■ DATA RECORDS:

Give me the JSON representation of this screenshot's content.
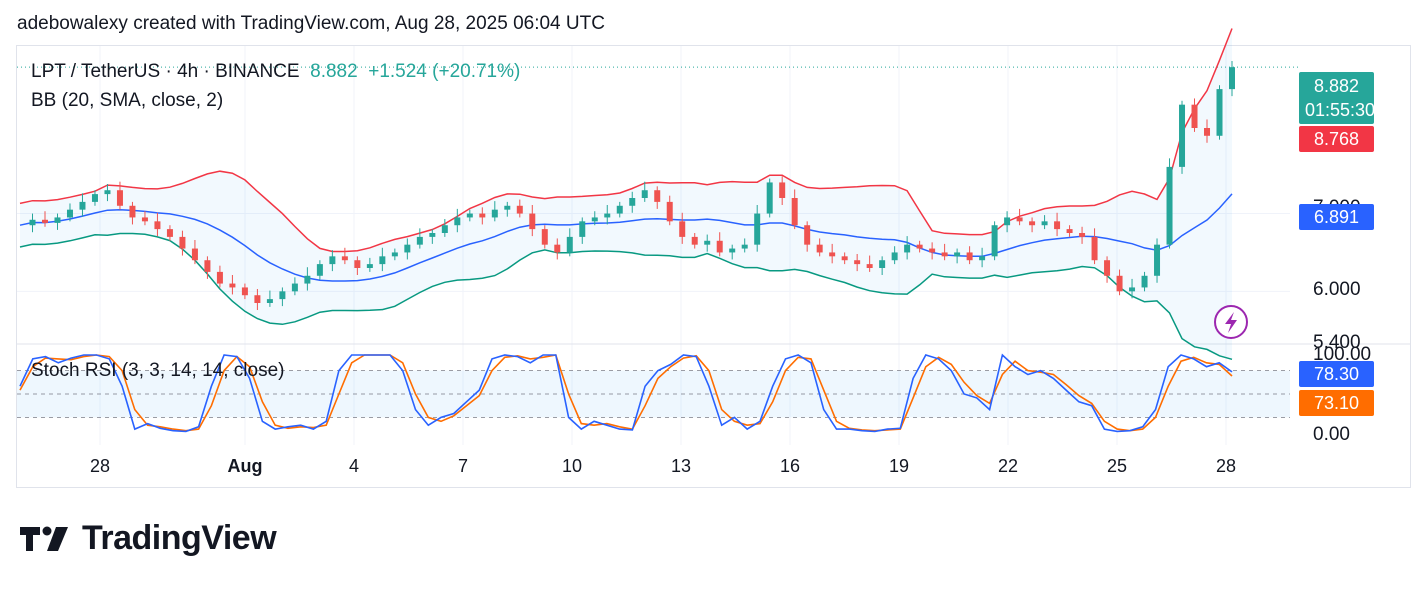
{
  "header": {
    "attribution": "adebowalexy created with TradingView.com, Aug 28, 2025 06:04 UTC"
  },
  "legend": {
    "symbol": "LPT / TetherUS · 4h · BINANCE",
    "price": "8.882",
    "change": "+1.524 (+20.71%)",
    "bb": "BB (20, SMA, close, 2)",
    "stoch": "Stoch RSI (3, 3, 14, 14, close)"
  },
  "price_axis": {
    "labels": [
      "8.882",
      "7.000",
      "6.000",
      "5.400"
    ]
  },
  "tags": {
    "last_price": "8.882",
    "countdown": "01:55:30",
    "bb_upper": "8.768",
    "bb_basis": "6.891",
    "stoch_k": "78.30",
    "stoch_d": "73.10"
  },
  "stoch_axis": {
    "labels": [
      "100.00",
      "0.00"
    ]
  },
  "time_axis": {
    "labels": [
      "28",
      "Aug",
      "4",
      "7",
      "10",
      "13",
      "16",
      "19",
      "22",
      "25",
      "28"
    ]
  },
  "logo": {
    "text": "TradingView"
  },
  "colors": {
    "up": "#26a69a",
    "down": "#ef5350",
    "bb_upper": "#f23645",
    "bb_basis": "#2962ff",
    "bb_lower": "#089981",
    "stoch_k": "#2962ff",
    "stoch_d": "#ff6d00",
    "lightning": "#9c27b0"
  },
  "chart_data": {
    "type": "candlestick",
    "symbol": "LPT / TetherUS",
    "interval": "4h",
    "exchange": "BINANCE",
    "price_range": [
      5.4,
      9.0
    ],
    "x_ticks": [
      "28",
      "Aug",
      "4",
      "7",
      "10",
      "13",
      "16",
      "19",
      "22",
      "25",
      "28"
    ],
    "close_series": [
      6.85,
      6.92,
      6.88,
      6.95,
      7.05,
      7.15,
      7.25,
      7.3,
      7.1,
      6.95,
      6.9,
      6.8,
      6.7,
      6.55,
      6.4,
      6.25,
      6.1,
      6.05,
      5.95,
      5.85,
      5.9,
      6.0,
      6.1,
      6.2,
      6.35,
      6.45,
      6.4,
      6.3,
      6.35,
      6.45,
      6.5,
      6.6,
      6.7,
      6.75,
      6.85,
      6.95,
      7.0,
      6.95,
      7.05,
      7.1,
      7.0,
      6.8,
      6.6,
      6.5,
      6.7,
      6.9,
      6.95,
      7.0,
      7.1,
      7.2,
      7.3,
      7.15,
      6.9,
      6.7,
      6.6,
      6.65,
      6.5,
      6.55,
      6.6,
      7.0,
      7.4,
      7.2,
      6.85,
      6.6,
      6.5,
      6.45,
      6.4,
      6.35,
      6.3,
      6.4,
      6.5,
      6.6,
      6.55,
      6.5,
      6.45,
      6.5,
      6.4,
      6.45,
      6.85,
      6.95,
      6.9,
      6.85,
      6.9,
      6.8,
      6.75,
      6.7,
      6.4,
      6.2,
      6.0,
      6.05,
      6.2,
      6.6,
      7.6,
      8.4,
      8.1,
      8.0,
      8.6,
      8.882
    ],
    "bollinger": {
      "params": "20, SMA, close, 2",
      "upper_last": 8.768,
      "basis_last": 6.891
    },
    "stoch_rsi": {
      "params": "3, 3, 14, 14, close",
      "range": [
        0,
        100
      ],
      "k_last": 78.3,
      "d_last": 73.1,
      "k": [
        60,
        95,
        98,
        90,
        96,
        100,
        100,
        95,
        60,
        5,
        12,
        6,
        3,
        2,
        8,
        60,
        100,
        98,
        70,
        15,
        5,
        8,
        10,
        5,
        15,
        80,
        100,
        100,
        100,
        100,
        80,
        30,
        10,
        20,
        25,
        40,
        55,
        95,
        100,
        98,
        90,
        100,
        100,
        20,
        5,
        15,
        10,
        5,
        4,
        60,
        80,
        88,
        100,
        98,
        60,
        10,
        20,
        5,
        15,
        60,
        95,
        100,
        90,
        30,
        5,
        5,
        3,
        2,
        5,
        6,
        70,
        100,
        95,
        80,
        50,
        45,
        30,
        100,
        85,
        75,
        80,
        70,
        55,
        40,
        35,
        5,
        2,
        3,
        8,
        30,
        85,
        100,
        95,
        85,
        90,
        78.3
      ],
      "d": [
        55,
        85,
        96,
        95,
        94,
        98,
        100,
        98,
        80,
        30,
        10,
        8,
        5,
        3,
        5,
        35,
        80,
        98,
        85,
        40,
        10,
        6,
        8,
        7,
        10,
        50,
        90,
        100,
        100,
        100,
        90,
        50,
        20,
        15,
        22,
        35,
        48,
        80,
        97,
        99,
        95,
        97,
        100,
        50,
        12,
        10,
        12,
        8,
        5,
        35,
        70,
        85,
        96,
        99,
        80,
        30,
        15,
        10,
        12,
        40,
        80,
        97,
        95,
        55,
        15,
        6,
        4,
        3,
        4,
        5,
        45,
        85,
        97,
        88,
        65,
        48,
        38,
        75,
        92,
        80,
        78,
        75,
        62,
        48,
        38,
        15,
        5,
        3,
        5,
        20,
        60,
        92,
        97,
        90,
        88,
        73.1
      ]
    }
  }
}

■ EXERCISE INSTRUCTIONS: Quote all of the entries word for word, omitting any pictures.

■ RESULT FOR THIS EXERCISE:
Give me the JSON representation of this screenshot's content.
{
  "header": {
    "attribution": "adebowalexy created with TradingView.com, Aug 28, 2025 06:04 UTC"
  },
  "legend": {
    "symbol": "LPT / TetherUS · 4h · BINANCE",
    "price": "8.882",
    "change": "+1.524 (+20.71%)",
    "bb": "BB (20, SMA, close, 2)",
    "stoch": "Stoch RSI (3, 3, 14, 14, close)"
  },
  "price_axis": {
    "labels": [
      "8.882",
      "7.000",
      "6.000",
      "5.400"
    ]
  },
  "tags": {
    "last_price": "8.882",
    "countdown": "01:55:30",
    "bb_upper": "8.768",
    "bb_basis": "6.891",
    "stoch_k": "78.30",
    "stoch_d": "73.10"
  },
  "stoch_axis": {
    "labels": [
      "100.00",
      "0.00"
    ]
  },
  "time_axis": {
    "labels": [
      "28",
      "Aug",
      "4",
      "7",
      "10",
      "13",
      "16",
      "19",
      "22",
      "25",
      "28"
    ]
  },
  "logo": {
    "text": "TradingView"
  },
  "colors": {
    "up": "#26a69a",
    "down": "#ef5350",
    "bb_upper": "#f23645",
    "bb_basis": "#2962ff",
    "bb_lower": "#089981",
    "stoch_k": "#2962ff",
    "stoch_d": "#ff6d00",
    "lightning": "#9c27b0"
  },
  "chart_data": {
    "type": "candlestick",
    "symbol": "LPT / TetherUS",
    "interval": "4h",
    "exchange": "BINANCE",
    "price_range": [
      5.4,
      9.0
    ],
    "x_ticks": [
      "28",
      "Aug",
      "4",
      "7",
      "10",
      "13",
      "16",
      "19",
      "22",
      "25",
      "28"
    ],
    "close_series": [
      6.85,
      6.92,
      6.88,
      6.95,
      7.05,
      7.15,
      7.25,
      7.3,
      7.1,
      6.95,
      6.9,
      6.8,
      6.7,
      6.55,
      6.4,
      6.25,
      6.1,
      6.05,
      5.95,
      5.85,
      5.9,
      6.0,
      6.1,
      6.2,
      6.35,
      6.45,
      6.4,
      6.3,
      6.35,
      6.45,
      6.5,
      6.6,
      6.7,
      6.75,
      6.85,
      6.95,
      7.0,
      6.95,
      7.05,
      7.1,
      7.0,
      6.8,
      6.6,
      6.5,
      6.7,
      6.9,
      6.95,
      7.0,
      7.1,
      7.2,
      7.3,
      7.15,
      6.9,
      6.7,
      6.6,
      6.65,
      6.5,
      6.55,
      6.6,
      7.0,
      7.4,
      7.2,
      6.85,
      6.6,
      6.5,
      6.45,
      6.4,
      6.35,
      6.3,
      6.4,
      6.5,
      6.6,
      6.55,
      6.5,
      6.45,
      6.5,
      6.4,
      6.45,
      6.85,
      6.95,
      6.9,
      6.85,
      6.9,
      6.8,
      6.75,
      6.7,
      6.4,
      6.2,
      6.0,
      6.05,
      6.2,
      6.6,
      7.6,
      8.4,
      8.1,
      8.0,
      8.6,
      8.882
    ],
    "bollinger": {
      "params": "20, SMA, close, 2",
      "upper_last": 8.768,
      "basis_last": 6.891
    },
    "stoch_rsi": {
      "params": "3, 3, 14, 14, close",
      "range": [
        0,
        100
      ],
      "k_last": 78.3,
      "d_last": 73.1,
      "k": [
        60,
        95,
        98,
        90,
        96,
        100,
        100,
        95,
        60,
        5,
        12,
        6,
        3,
        2,
        8,
        60,
        100,
        98,
        70,
        15,
        5,
        8,
        10,
        5,
        15,
        80,
        100,
        100,
        100,
        100,
        80,
        30,
        10,
        20,
        25,
        40,
        55,
        95,
        100,
        98,
        90,
        100,
        100,
        20,
        5,
        15,
        10,
        5,
        4,
        60,
        80,
        88,
        100,
        98,
        60,
        10,
        20,
        5,
        15,
        60,
        95,
        100,
        90,
        30,
        5,
        5,
        3,
        2,
        5,
        6,
        70,
        100,
        95,
        80,
        50,
        45,
        30,
        100,
        85,
        75,
        80,
        70,
        55,
        40,
        35,
        5,
        2,
        3,
        8,
        30,
        85,
        100,
        95,
        85,
        90,
        78.3
      ],
      "d": [
        55,
        85,
        96,
        95,
        94,
        98,
        100,
        98,
        80,
        30,
        10,
        8,
        5,
        3,
        5,
        35,
        80,
        98,
        85,
        40,
        10,
        6,
        8,
        7,
        10,
        50,
        90,
        100,
        100,
        100,
        90,
        50,
        20,
        15,
        22,
        35,
        48,
        80,
        97,
        99,
        95,
        97,
        100,
        50,
        12,
        10,
        12,
        8,
        5,
        35,
        70,
        85,
        96,
        99,
        80,
        30,
        15,
        10,
        12,
        40,
        80,
        97,
        95,
        55,
        15,
        6,
        4,
        3,
        4,
        5,
        45,
        85,
        97,
        88,
        65,
        48,
        38,
        75,
        92,
        80,
        78,
        75,
        62,
        48,
        38,
        15,
        5,
        3,
        5,
        20,
        60,
        92,
        97,
        90,
        88,
        73.1
      ]
    }
  }
}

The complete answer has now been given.